# DATA PROVIDED start

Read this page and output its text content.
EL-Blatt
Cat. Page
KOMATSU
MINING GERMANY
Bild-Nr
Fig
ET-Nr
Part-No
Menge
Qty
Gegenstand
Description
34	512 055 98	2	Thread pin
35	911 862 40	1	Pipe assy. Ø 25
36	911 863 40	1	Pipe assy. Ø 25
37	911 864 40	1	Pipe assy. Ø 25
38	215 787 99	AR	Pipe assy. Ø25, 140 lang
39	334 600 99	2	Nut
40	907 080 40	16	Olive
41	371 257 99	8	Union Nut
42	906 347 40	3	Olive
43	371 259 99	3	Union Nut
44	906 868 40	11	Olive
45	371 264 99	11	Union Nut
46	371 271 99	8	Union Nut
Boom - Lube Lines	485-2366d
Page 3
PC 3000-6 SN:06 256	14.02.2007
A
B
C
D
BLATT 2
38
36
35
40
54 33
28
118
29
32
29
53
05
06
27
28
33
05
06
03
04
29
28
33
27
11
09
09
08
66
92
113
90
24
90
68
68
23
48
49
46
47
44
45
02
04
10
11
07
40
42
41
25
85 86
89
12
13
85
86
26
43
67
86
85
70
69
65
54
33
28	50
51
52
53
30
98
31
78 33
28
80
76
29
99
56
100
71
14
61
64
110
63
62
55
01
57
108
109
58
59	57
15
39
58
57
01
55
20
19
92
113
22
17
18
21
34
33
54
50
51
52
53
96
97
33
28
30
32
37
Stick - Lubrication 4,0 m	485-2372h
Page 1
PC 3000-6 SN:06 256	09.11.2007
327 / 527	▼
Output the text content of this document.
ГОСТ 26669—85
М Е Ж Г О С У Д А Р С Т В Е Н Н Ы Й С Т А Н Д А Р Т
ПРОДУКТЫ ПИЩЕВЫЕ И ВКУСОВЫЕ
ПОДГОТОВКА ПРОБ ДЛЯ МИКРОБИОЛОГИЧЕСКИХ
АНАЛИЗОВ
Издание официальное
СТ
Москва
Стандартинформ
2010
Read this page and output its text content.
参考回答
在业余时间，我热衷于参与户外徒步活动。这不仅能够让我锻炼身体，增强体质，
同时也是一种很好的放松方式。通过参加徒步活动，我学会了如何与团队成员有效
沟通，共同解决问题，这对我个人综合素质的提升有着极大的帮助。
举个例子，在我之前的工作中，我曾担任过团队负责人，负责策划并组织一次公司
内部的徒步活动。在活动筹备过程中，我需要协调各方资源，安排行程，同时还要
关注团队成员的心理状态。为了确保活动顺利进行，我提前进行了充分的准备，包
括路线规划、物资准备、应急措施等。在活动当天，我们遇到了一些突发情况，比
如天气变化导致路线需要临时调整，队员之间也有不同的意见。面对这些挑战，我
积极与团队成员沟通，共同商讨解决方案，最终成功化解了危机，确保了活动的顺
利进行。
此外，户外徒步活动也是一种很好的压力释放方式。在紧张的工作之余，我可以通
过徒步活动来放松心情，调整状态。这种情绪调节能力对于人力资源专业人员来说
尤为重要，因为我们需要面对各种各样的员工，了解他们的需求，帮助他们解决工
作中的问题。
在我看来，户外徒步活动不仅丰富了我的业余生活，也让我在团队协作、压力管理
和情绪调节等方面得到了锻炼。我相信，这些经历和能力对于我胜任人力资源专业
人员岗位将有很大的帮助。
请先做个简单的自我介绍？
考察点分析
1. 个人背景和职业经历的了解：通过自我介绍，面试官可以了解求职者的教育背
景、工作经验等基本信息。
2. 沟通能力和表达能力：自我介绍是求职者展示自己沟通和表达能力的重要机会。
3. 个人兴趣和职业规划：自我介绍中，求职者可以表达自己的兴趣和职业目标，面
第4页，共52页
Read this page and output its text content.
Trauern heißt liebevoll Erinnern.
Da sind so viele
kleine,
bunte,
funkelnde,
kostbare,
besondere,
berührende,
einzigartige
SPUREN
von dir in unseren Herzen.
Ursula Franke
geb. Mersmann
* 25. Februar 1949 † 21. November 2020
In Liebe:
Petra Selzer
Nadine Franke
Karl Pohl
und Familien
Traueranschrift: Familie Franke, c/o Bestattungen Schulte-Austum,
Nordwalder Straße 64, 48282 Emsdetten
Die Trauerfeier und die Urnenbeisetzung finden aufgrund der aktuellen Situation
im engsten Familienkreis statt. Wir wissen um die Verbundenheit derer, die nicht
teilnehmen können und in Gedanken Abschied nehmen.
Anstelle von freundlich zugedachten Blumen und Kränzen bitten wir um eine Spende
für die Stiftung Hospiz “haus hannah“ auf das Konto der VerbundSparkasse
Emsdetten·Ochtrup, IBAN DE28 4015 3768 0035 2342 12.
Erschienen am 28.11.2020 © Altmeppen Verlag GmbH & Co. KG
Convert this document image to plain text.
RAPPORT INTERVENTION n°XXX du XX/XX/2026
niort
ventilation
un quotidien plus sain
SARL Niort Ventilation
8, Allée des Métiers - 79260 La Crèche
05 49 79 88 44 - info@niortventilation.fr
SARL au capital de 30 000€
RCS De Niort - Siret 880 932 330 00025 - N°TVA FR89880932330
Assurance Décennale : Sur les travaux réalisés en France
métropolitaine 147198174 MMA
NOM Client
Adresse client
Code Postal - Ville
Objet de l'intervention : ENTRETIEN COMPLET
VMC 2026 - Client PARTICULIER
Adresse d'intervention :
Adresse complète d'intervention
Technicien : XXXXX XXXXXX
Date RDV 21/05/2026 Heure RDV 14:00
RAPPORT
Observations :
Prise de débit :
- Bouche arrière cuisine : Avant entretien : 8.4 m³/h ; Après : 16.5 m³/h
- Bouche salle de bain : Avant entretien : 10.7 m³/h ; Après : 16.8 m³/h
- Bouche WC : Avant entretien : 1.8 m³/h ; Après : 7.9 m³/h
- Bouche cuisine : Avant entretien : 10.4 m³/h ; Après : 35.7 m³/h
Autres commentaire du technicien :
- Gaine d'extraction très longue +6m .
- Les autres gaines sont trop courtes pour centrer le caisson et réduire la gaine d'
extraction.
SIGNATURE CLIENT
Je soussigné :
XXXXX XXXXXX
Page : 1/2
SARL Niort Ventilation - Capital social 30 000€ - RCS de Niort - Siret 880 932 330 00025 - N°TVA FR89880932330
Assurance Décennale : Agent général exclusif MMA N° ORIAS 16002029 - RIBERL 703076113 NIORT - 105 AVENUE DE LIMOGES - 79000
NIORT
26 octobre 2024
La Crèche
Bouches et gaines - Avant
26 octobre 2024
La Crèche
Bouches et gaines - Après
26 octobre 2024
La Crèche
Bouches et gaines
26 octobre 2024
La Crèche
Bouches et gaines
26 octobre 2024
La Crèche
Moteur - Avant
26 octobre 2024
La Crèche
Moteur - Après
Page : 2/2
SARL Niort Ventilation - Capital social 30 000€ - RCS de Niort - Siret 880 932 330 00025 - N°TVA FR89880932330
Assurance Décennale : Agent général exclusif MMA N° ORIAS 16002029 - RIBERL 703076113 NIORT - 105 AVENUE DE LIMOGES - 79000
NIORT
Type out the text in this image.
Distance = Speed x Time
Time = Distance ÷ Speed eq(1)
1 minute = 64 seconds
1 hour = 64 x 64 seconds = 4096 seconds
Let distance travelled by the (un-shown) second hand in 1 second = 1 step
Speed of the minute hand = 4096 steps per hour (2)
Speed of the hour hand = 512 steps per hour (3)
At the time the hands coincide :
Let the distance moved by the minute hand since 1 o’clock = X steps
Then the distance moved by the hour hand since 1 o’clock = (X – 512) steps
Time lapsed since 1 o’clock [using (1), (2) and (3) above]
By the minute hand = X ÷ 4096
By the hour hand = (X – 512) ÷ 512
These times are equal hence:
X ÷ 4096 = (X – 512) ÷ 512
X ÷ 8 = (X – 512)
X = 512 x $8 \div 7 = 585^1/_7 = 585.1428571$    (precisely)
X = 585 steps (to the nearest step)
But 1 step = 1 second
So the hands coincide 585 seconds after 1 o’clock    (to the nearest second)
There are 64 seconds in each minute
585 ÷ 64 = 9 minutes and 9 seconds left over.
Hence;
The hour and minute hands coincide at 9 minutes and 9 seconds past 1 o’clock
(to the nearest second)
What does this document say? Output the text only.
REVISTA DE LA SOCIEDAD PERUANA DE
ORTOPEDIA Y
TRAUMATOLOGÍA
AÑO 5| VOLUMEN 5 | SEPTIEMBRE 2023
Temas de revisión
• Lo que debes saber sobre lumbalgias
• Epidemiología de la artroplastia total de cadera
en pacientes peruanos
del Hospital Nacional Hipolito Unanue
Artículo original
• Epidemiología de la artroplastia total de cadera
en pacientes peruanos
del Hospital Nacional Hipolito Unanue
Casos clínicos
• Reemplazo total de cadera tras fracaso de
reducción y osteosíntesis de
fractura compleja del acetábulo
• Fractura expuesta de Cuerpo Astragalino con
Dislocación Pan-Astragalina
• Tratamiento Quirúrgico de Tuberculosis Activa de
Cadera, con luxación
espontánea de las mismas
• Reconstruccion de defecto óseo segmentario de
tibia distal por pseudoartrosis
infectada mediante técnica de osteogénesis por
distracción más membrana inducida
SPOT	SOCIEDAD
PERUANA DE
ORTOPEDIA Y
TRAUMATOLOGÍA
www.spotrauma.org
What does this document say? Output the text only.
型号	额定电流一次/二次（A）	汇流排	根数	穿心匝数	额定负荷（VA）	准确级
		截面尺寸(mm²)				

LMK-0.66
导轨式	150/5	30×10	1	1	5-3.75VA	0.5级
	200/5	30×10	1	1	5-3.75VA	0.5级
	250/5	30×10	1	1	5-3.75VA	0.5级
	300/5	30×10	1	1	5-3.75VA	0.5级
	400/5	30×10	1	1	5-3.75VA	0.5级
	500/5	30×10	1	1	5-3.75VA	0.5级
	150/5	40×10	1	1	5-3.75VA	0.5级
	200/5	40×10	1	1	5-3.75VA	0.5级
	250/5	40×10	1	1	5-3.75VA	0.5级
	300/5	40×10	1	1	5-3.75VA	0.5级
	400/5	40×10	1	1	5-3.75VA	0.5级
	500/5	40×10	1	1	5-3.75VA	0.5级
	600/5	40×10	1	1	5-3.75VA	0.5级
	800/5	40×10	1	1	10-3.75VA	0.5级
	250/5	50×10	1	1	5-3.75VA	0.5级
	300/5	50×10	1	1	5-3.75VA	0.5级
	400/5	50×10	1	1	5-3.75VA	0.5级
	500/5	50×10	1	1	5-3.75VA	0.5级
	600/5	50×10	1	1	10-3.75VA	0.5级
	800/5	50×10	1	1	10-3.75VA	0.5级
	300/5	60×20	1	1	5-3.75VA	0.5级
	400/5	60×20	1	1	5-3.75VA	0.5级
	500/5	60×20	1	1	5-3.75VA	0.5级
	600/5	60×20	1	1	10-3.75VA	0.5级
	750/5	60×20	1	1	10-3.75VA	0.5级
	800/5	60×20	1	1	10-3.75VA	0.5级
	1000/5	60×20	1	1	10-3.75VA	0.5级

# DATA PROVIDED end

EXERCISE DIRECTIONS:
Scan the records above and report how many lines include the word "moved", without any other text.

TASK SOLUTION:
2